• [PASSAGE]
###

Math in CTE

  • What is the Math-in-CTE model?
    The Math-in-CTE model is a curriculum integration model designed to enhance mathematics that is embedded in career and technical education (CTE) content. It is a process that provides the opportunity for math and CTE teacher teams to work together in communities of practice and to identify where math intersects with CTE concepts and applications. This process leads to the creation of math-enhanced CTE lessons that follow a seven-element pedagogic framework. Premised on five core principles, the research-based Math-in-CTE model has been shown to have a significant positive impact on student learning in mathematics with no loss to career and technical area content.

    The Core Principles

    There are five core principles which are needed for the successful implementation of the Math-in-CTE model. These principles are critical in the Math-in-CTE approach to improving the math skills of students.

     

    1. Develop and sustain a community of practice among the teachers.
    2. Begin with the CTE curriculum and not the math curriculum.
    3. Understand that math is an essential workplace skill.
    4. Maximize the math in the CTE curriculum.

###

• [EXTRACTED RECORDS]
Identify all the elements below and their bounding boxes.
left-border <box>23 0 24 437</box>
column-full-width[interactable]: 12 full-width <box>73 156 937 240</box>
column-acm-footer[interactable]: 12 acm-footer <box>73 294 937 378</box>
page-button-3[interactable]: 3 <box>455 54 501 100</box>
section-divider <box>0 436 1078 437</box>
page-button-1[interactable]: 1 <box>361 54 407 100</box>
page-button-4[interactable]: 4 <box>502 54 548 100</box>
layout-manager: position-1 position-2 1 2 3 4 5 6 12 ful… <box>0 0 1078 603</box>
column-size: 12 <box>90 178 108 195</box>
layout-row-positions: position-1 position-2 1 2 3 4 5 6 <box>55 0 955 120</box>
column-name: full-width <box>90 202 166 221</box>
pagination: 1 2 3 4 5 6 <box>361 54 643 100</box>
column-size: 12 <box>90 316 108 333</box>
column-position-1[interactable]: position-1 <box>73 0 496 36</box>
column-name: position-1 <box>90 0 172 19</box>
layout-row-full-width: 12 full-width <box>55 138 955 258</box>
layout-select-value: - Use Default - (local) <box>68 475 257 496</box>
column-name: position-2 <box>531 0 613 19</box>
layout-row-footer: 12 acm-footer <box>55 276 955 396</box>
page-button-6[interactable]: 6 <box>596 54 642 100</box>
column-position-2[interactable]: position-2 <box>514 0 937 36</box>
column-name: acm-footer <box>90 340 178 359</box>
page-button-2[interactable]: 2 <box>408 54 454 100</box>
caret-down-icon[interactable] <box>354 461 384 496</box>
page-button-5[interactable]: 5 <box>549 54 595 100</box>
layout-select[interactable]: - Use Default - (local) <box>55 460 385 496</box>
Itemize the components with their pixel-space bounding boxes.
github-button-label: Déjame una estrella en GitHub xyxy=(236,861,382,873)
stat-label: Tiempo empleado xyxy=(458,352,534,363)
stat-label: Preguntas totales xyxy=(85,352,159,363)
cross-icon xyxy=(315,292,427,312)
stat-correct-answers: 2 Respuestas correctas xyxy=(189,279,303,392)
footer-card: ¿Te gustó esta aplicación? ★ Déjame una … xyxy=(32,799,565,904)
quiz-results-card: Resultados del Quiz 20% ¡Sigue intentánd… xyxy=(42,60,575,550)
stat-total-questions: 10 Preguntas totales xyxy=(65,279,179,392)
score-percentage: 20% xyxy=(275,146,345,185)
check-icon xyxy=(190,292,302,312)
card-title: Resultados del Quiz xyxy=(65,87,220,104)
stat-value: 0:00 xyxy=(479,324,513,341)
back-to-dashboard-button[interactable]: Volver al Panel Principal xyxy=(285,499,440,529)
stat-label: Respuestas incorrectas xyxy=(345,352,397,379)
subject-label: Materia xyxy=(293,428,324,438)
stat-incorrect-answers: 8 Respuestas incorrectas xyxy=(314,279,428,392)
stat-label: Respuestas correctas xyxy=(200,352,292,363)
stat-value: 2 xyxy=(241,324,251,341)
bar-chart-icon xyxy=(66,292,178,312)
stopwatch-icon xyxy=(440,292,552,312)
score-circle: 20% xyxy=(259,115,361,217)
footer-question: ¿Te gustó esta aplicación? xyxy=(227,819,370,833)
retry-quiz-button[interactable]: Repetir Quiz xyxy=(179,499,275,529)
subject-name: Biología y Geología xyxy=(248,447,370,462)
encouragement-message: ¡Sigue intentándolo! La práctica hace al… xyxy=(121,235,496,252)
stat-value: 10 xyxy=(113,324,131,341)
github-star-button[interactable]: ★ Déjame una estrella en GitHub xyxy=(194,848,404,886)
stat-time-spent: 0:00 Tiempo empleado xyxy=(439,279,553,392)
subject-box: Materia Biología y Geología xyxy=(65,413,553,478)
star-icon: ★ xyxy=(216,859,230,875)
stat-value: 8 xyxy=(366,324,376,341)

###

• [YOUR TASKS]
a. List each numbered line that appears under the heading "The Core Principles" on the Math-in-CTE page.
b. Quote the Math-in-CTE page word for word, starting with "Math in CTE" and going on through "technical area content.".

• [EXPECTED RESULTS]
a.
1. Develop and sustain a community of practice among the teachers.
2. Begin with the CTE curriculum and not the math curriculum.
3. Understand that math is an essential workplace skill.
4. Maximize the math in the CTE curriculum.

b.
Math in CTE

  • What is the Math-in-CTE model?
    The Math-in-CTE model is a curriculum integration model designed to enhance mathematics that is embedded in career and technical education (CTE) content. It is a process that provides the opportunity for math and CTE teacher teams to work together in communities of practice and to identify where math intersects with CTE concepts and applications. This process leads to the creation of math-enhanced CTE lessons that follow a seven-element pedagogic framework. Premised on five core principles, the research-based Math-in-CTE model has been shown to have a significant positive impact on student learning in mathematics with no loss to career and technical area content.